| Stated exercise |
Copy every line that mentions the word "golpe".
=-=-=-=-=
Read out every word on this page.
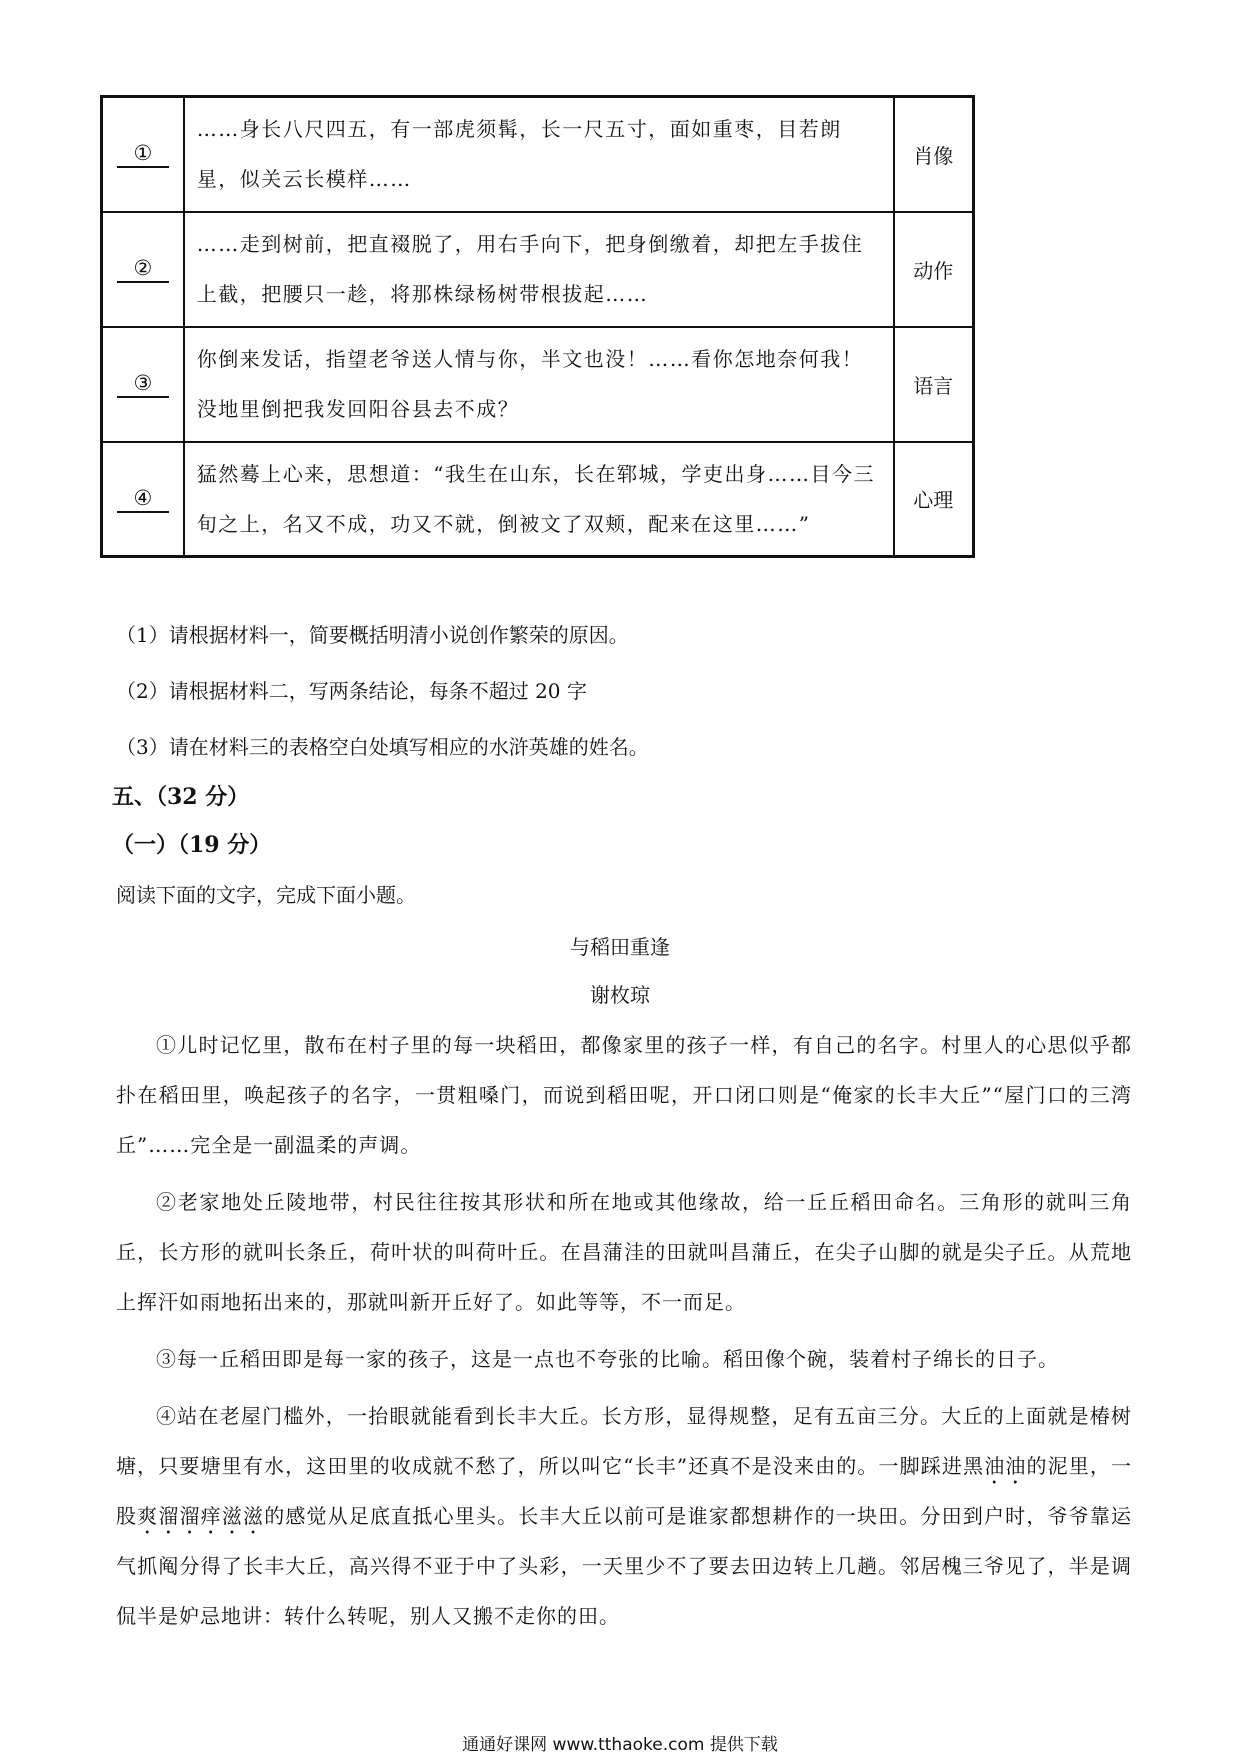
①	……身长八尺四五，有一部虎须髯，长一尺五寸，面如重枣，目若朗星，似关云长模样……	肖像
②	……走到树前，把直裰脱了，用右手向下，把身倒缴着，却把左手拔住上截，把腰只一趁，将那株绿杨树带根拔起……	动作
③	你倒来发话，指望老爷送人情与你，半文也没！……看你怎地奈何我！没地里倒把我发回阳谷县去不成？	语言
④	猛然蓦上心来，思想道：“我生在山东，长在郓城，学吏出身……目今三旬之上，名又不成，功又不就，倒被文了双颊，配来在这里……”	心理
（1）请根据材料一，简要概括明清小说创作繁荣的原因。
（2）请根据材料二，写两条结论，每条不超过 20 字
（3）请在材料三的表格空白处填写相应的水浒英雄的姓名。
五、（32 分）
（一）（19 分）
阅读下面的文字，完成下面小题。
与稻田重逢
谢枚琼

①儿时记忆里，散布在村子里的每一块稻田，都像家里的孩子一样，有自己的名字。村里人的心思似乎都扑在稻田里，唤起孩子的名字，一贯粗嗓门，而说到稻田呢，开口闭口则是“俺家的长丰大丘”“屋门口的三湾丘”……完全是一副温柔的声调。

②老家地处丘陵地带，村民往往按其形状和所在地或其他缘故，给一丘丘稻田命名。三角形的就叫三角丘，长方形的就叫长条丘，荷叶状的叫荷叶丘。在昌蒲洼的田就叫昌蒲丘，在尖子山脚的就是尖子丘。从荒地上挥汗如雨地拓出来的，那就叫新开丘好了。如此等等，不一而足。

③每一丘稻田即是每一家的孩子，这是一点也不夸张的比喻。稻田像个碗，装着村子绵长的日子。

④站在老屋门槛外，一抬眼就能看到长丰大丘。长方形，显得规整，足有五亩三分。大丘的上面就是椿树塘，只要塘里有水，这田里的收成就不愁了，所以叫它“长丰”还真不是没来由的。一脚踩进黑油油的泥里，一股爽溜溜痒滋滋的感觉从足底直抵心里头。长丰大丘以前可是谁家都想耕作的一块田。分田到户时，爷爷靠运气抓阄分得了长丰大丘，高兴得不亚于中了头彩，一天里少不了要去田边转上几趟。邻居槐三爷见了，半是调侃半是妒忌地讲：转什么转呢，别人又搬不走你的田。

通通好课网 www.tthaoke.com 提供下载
=-=-=-=-=
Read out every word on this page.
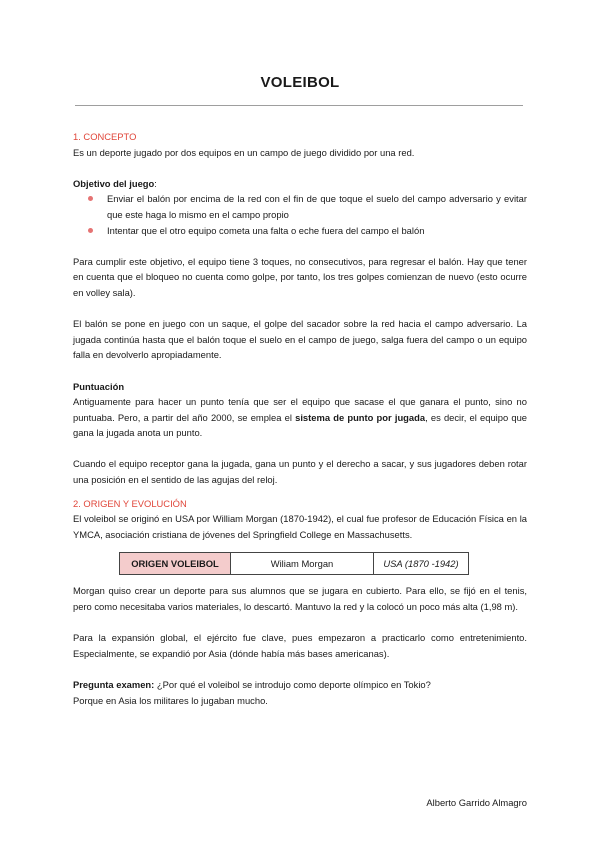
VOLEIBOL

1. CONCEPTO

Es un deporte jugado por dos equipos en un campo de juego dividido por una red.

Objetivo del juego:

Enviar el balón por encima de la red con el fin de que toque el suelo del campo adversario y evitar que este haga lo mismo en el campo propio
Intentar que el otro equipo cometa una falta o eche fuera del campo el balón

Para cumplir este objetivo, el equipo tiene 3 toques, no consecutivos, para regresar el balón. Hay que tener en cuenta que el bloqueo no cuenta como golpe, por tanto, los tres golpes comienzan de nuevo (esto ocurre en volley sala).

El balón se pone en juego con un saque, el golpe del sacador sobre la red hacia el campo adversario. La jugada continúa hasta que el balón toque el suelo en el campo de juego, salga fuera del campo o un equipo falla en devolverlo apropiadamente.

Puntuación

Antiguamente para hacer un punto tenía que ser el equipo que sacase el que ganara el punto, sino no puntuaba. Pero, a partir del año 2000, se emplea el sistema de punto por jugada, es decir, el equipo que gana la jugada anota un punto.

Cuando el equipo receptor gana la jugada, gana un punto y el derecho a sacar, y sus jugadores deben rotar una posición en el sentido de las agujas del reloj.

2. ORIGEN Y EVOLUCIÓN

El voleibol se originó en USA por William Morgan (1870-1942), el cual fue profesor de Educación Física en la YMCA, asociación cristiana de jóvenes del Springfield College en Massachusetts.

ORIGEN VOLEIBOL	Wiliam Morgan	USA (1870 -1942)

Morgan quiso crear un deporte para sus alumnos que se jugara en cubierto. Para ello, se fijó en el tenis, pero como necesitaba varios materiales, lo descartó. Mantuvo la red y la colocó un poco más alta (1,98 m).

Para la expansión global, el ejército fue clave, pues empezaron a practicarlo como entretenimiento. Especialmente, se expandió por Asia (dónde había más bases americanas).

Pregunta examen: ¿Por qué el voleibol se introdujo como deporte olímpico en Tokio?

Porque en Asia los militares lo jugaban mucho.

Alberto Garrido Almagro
=-=-=-=-=
| Solution for this problem |
Para cumplir este objetivo, el equipo tiene 3 toques, no consecutivos, para regresar el balón. Hay que tener en cuenta que el bloqueo no cuenta como golpe, por tanto, los tres golpes comienzan de nuevo (esto ocurre en volley sala).
El balón se pone en juego con un saque, el golpe del sacador sobre la red hacia el campo adversario. La jugada continúa hasta que el balón toque el suelo en el campo de juego, salga fuera del campo o un equipo falla en devolverlo apropiadamente.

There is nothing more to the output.